Exactly as written, quote every line that follows, skipping the images.

▶ _RECORD EXCERPTS_

++++++++

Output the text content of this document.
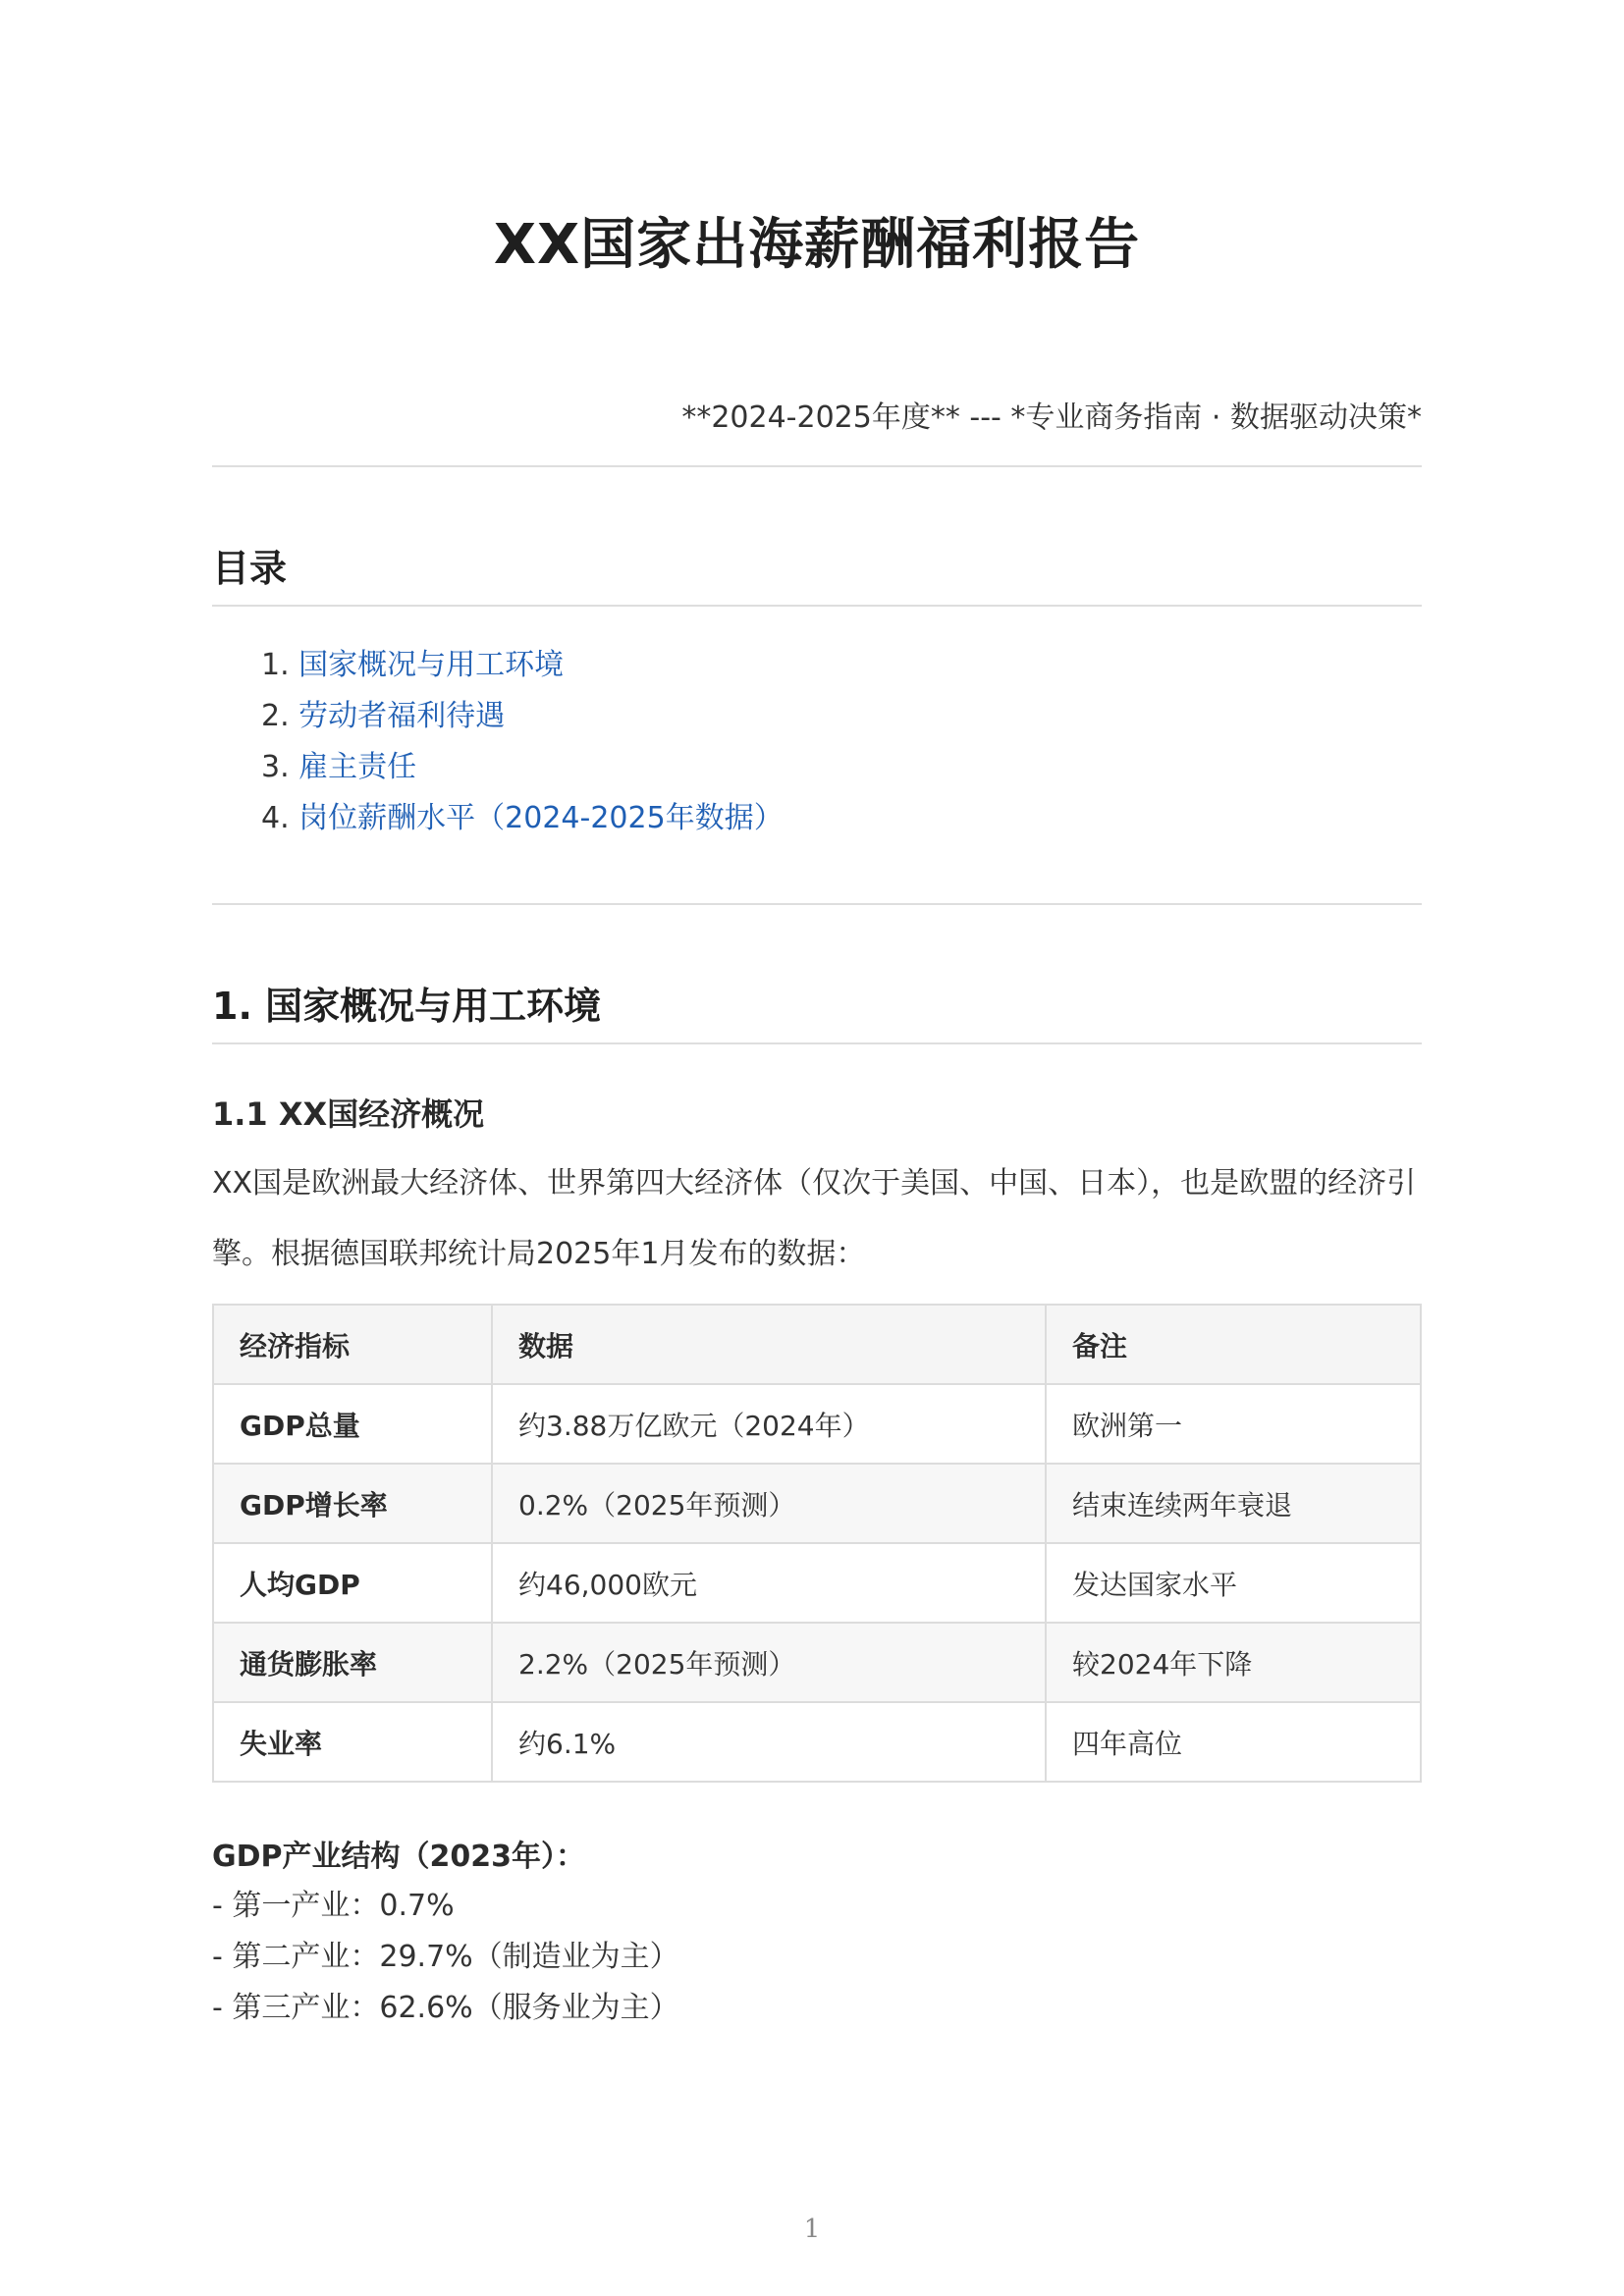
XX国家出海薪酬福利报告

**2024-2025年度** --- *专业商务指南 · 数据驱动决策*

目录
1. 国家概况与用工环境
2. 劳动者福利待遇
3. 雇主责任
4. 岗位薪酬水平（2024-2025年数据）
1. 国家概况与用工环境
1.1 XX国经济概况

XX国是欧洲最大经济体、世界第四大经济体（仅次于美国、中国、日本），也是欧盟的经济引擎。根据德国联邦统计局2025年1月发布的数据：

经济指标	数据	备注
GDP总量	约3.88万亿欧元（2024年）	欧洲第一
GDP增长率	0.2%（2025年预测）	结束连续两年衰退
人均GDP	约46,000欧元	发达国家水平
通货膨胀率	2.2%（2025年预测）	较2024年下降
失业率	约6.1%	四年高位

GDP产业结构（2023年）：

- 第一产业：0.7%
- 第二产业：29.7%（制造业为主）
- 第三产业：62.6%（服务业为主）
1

++++++++

▶ _RESPONSE_
Output the text content of this document.
XX国家出海薪酬福利报告

**2024-2025年度** --- *专业商务指南 · 数据驱动决策*

目录
1. 国家概况与用工环境
2. 劳动者福利待遇
3. 雇主责任
4. 岗位薪酬水平（2024-2025年数据）
1. 国家概况与用工环境
1.1 XX国经济概况

XX国是欧洲最大经济体、世界第四大经济体（仅次于美国、中国、日本），也是欧盟的经济引擎。根据德国联邦统计局2025年1月发布的数据：

经济指标	数据	备注
GDP总量	约3.88万亿欧元（2024年）	欧洲第一
GDP增长率	0.2%（2025年预测）	结束连续两年衰退
人均GDP	约46,000欧元	发达国家水平
通货膨胀率	2.2%（2025年预测）	较2024年下降
失业率	约6.1%	四年高位

GDP产业结构（2023年）：

- 第一产业：0.7%
- 第二产业：29.7%（制造业为主）
- 第三产业：62.6%（服务业为主）
1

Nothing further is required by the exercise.